Records from a dataset:
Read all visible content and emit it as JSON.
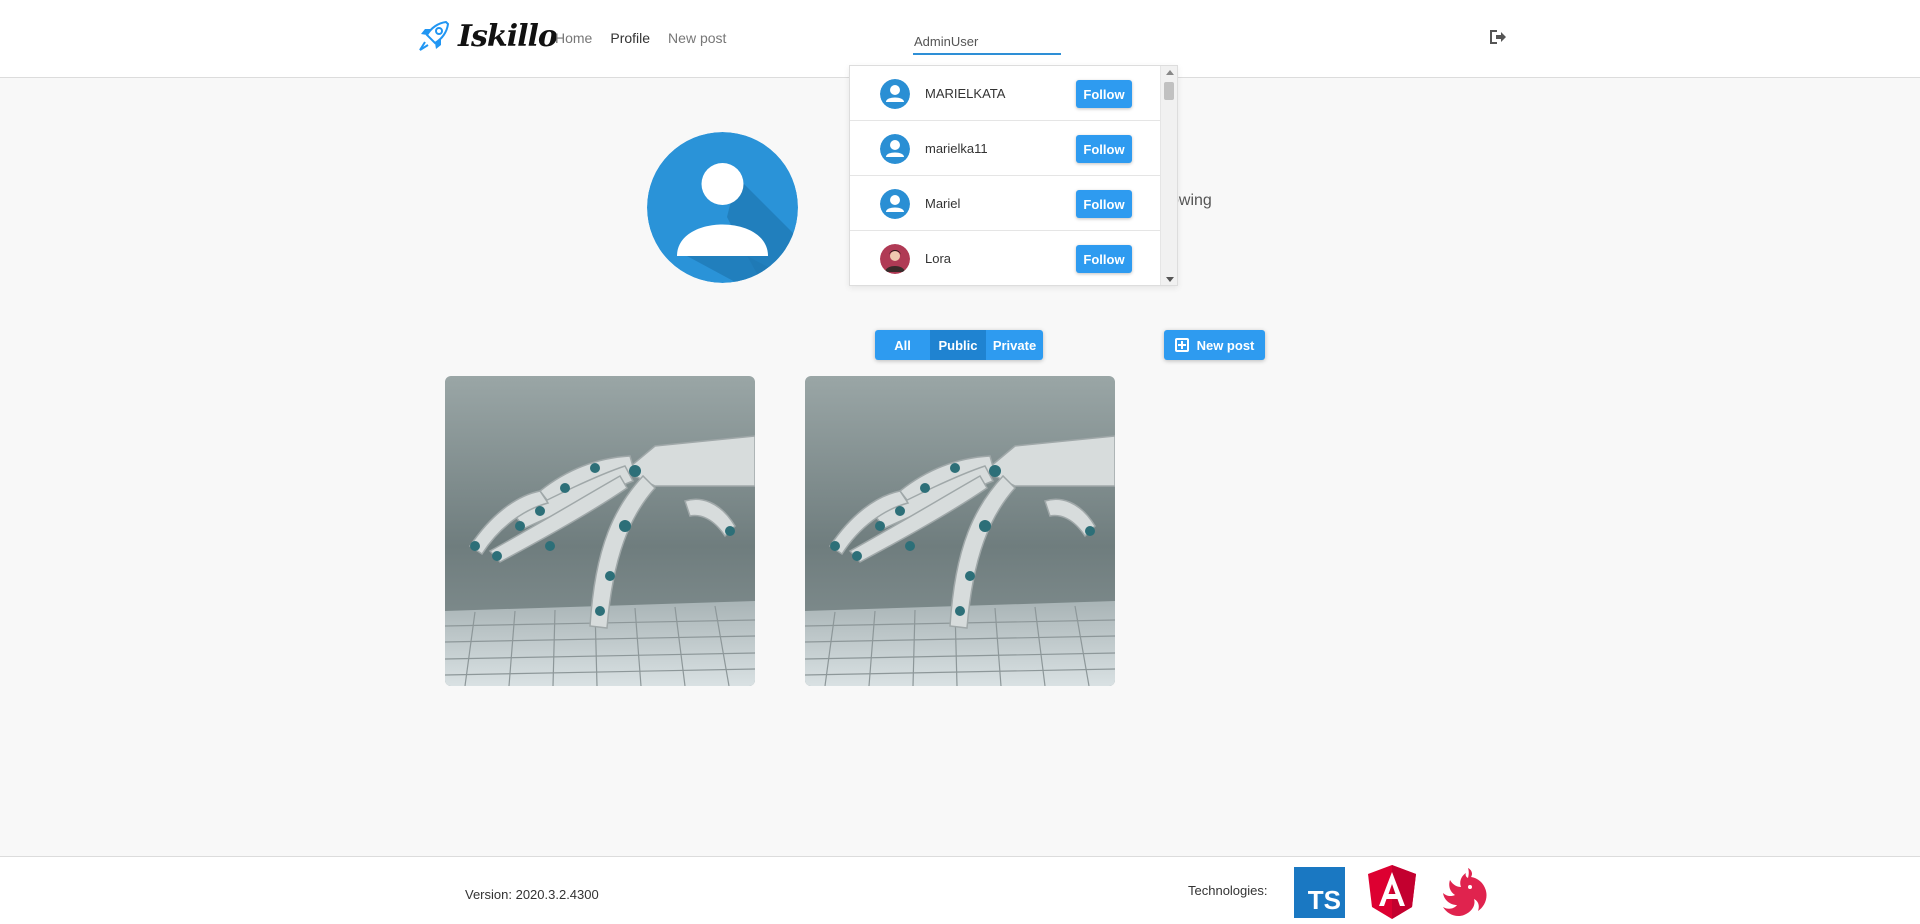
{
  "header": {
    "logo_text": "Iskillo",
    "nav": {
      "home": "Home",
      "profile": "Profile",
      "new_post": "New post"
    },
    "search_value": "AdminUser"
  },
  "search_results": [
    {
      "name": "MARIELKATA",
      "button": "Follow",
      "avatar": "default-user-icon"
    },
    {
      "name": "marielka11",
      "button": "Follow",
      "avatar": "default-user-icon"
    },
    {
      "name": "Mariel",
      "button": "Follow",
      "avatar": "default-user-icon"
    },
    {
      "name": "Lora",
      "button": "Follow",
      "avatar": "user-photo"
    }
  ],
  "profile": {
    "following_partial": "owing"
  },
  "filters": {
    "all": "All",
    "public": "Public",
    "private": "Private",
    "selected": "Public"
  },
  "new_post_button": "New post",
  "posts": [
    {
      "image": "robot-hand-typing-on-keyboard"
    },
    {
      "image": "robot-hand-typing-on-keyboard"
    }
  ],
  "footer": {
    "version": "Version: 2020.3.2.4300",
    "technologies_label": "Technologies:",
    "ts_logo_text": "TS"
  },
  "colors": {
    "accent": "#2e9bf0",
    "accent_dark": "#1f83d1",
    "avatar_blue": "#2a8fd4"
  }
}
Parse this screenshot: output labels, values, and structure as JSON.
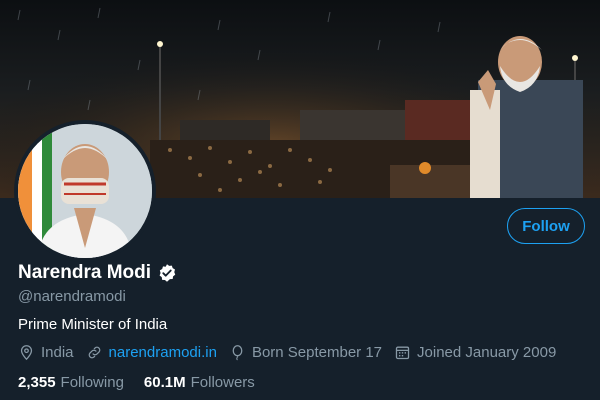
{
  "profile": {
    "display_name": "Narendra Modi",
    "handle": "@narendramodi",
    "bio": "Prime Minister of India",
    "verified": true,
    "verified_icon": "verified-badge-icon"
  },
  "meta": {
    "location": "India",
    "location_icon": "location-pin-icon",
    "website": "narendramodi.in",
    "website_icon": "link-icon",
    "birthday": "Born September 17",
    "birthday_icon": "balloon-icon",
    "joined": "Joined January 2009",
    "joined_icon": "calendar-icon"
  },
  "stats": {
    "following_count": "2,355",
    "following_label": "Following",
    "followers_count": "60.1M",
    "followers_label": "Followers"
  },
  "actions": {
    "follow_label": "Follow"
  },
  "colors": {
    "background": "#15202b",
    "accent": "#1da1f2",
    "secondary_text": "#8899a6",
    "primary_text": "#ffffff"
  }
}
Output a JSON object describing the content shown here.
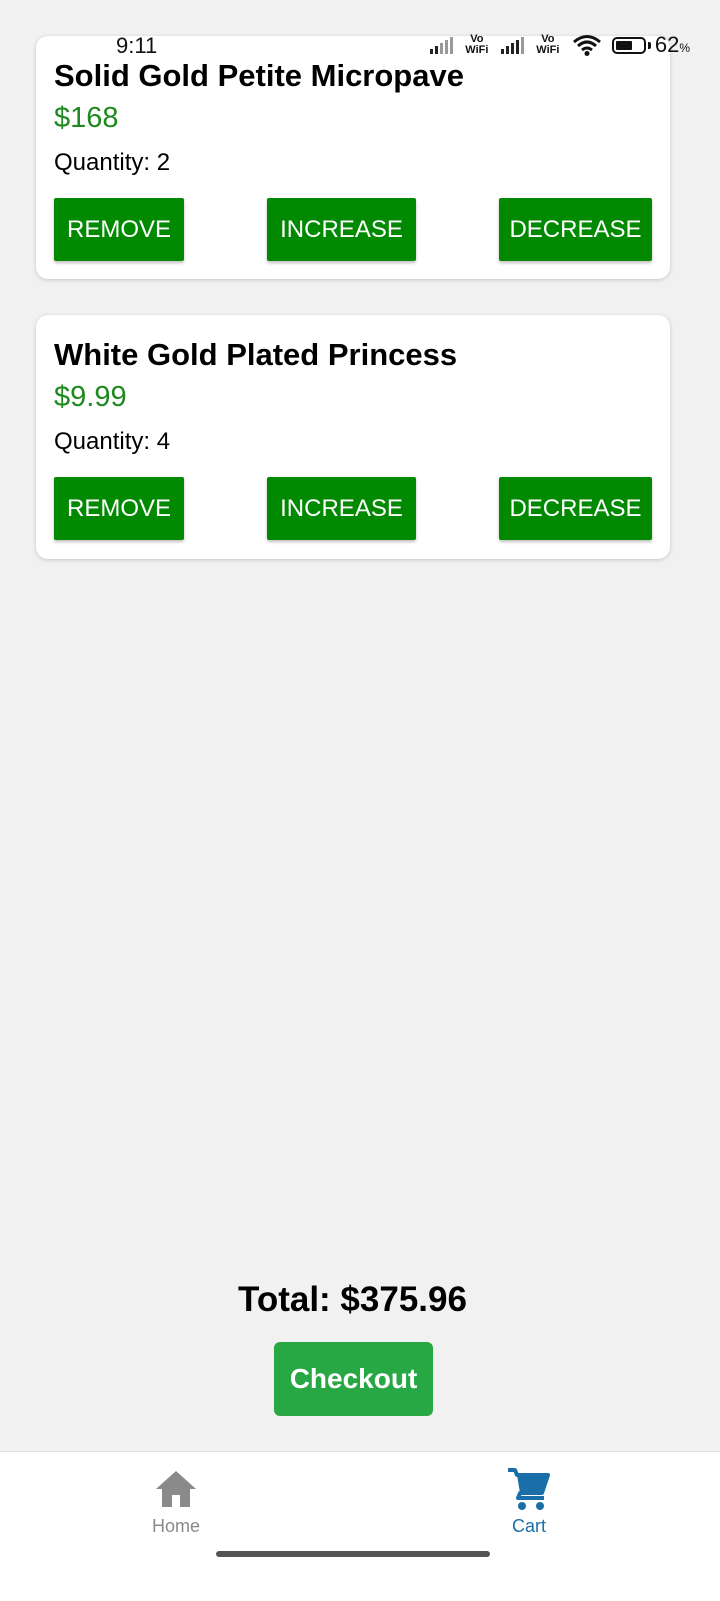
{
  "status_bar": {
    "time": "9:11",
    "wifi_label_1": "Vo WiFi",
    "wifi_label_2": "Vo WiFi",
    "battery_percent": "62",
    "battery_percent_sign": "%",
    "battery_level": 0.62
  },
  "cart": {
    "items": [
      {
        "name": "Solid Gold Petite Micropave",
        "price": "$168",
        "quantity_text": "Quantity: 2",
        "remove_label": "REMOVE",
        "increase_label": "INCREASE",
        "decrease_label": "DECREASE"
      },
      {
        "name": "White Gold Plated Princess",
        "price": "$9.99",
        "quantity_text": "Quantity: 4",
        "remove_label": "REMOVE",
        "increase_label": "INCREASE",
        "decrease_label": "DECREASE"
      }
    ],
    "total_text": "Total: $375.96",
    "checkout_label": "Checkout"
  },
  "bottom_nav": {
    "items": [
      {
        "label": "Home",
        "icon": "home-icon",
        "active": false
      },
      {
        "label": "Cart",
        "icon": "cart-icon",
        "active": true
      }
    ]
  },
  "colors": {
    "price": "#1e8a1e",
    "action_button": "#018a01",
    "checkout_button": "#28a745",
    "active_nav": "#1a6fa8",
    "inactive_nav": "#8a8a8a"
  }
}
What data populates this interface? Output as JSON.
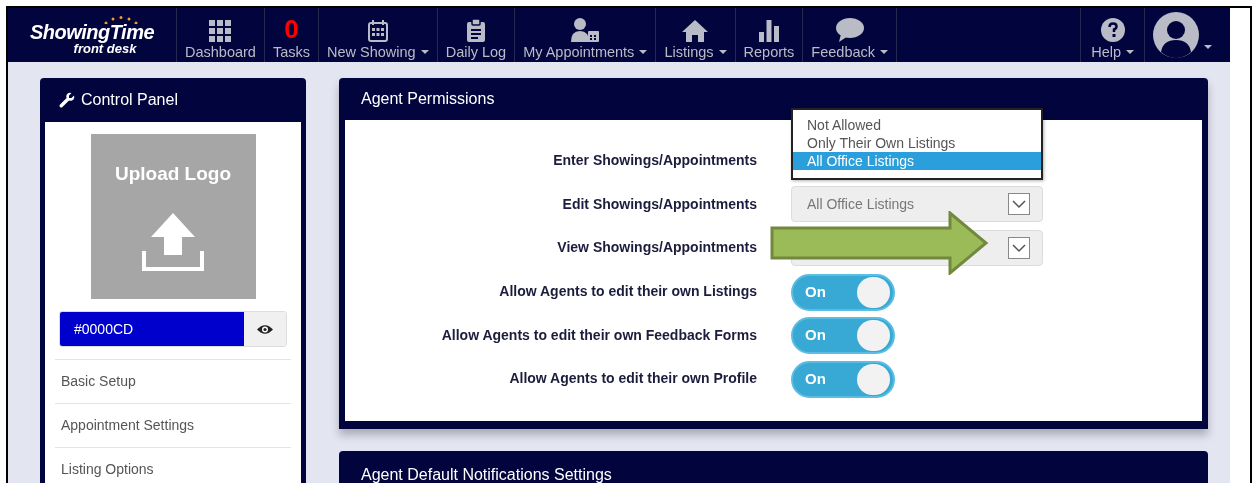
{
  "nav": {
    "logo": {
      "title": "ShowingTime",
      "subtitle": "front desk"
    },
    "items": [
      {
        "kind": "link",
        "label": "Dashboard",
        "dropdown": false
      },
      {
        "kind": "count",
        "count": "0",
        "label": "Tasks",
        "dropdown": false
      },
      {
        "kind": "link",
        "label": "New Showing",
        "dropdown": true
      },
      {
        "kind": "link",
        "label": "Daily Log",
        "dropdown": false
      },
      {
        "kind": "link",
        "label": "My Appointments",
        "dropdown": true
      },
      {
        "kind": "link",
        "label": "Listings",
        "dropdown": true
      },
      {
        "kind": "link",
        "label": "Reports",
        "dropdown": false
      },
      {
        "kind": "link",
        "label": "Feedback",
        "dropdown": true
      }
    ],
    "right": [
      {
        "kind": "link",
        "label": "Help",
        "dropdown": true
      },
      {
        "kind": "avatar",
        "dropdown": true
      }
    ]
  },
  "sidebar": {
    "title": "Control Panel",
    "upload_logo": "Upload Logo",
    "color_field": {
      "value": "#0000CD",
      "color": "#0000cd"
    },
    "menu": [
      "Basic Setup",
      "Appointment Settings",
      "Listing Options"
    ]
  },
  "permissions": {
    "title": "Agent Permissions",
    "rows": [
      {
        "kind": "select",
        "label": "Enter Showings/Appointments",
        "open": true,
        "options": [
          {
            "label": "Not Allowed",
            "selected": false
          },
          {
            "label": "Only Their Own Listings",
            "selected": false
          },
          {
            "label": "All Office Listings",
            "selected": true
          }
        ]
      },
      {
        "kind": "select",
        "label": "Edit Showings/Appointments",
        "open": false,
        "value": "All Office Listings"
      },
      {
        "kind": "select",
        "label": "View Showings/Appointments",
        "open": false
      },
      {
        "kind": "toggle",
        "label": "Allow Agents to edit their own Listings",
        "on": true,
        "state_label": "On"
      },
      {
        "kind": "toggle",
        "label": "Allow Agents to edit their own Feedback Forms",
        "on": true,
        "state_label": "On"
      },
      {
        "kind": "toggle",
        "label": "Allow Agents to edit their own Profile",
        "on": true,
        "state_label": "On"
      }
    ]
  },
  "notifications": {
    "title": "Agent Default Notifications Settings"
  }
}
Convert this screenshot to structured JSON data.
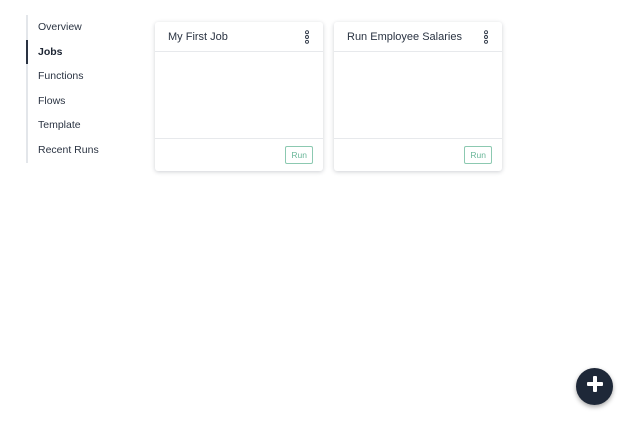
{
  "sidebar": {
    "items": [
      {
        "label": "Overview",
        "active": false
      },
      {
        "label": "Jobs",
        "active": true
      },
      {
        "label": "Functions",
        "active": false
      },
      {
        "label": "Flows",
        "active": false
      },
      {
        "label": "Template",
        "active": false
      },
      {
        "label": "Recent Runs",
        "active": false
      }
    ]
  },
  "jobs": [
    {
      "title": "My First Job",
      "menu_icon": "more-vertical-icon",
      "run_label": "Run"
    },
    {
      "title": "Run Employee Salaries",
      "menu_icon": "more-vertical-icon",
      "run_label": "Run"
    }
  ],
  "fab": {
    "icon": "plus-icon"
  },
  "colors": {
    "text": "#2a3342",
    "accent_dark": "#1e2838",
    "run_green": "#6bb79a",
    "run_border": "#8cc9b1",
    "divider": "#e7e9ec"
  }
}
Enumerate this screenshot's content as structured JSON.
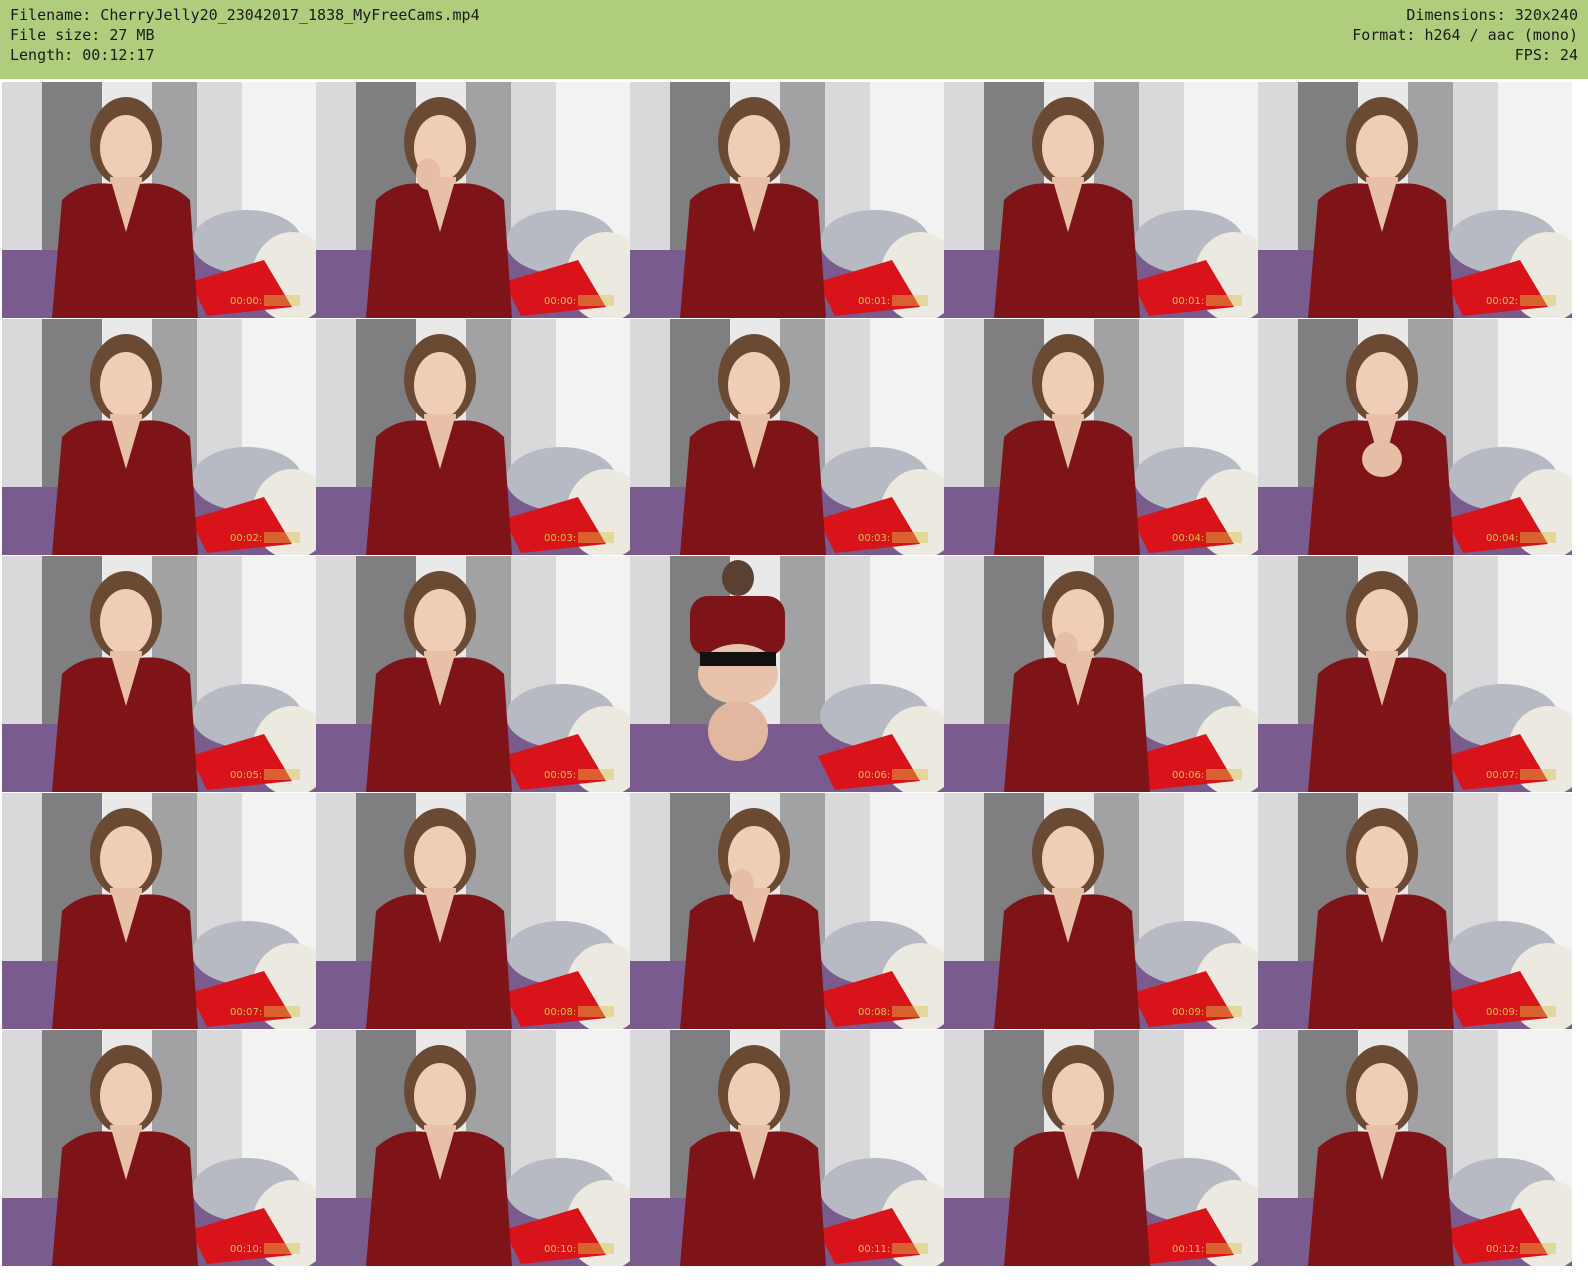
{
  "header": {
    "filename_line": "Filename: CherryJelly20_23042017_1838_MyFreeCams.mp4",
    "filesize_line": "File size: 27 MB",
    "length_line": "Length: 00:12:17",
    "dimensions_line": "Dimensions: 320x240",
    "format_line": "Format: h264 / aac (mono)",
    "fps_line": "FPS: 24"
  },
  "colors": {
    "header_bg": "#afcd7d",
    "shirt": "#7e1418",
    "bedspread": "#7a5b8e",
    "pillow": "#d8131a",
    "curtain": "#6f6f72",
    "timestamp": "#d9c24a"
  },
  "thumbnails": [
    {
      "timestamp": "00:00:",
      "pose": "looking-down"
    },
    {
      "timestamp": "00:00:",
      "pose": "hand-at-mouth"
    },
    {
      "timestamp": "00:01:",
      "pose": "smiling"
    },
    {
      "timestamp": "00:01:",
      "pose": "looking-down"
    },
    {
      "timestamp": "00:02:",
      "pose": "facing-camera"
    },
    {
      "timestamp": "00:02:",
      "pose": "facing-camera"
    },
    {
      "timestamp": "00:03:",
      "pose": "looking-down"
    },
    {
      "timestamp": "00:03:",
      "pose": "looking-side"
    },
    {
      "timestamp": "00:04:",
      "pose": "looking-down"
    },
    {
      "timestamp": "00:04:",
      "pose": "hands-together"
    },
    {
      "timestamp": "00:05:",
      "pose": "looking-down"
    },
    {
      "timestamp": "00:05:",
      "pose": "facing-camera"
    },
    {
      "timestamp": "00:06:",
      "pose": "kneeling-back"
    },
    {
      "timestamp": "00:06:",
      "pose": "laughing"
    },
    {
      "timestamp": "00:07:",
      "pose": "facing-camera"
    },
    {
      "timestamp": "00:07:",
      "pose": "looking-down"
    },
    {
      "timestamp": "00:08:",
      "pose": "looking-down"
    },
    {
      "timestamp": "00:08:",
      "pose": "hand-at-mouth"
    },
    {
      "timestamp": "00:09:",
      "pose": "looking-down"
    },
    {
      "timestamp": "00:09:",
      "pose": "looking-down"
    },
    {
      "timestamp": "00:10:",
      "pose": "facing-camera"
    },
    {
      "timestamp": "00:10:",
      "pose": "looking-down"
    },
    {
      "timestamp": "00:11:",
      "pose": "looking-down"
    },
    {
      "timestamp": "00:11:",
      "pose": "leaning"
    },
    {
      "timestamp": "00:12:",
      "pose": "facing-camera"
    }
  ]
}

• Directions for this task:
Find the lines that include the string "Feedback", then copy each of them.

• Solution for this task:
        "label": "Feedback",
        "label": "Allow Agents to edit their own Feedback Forms",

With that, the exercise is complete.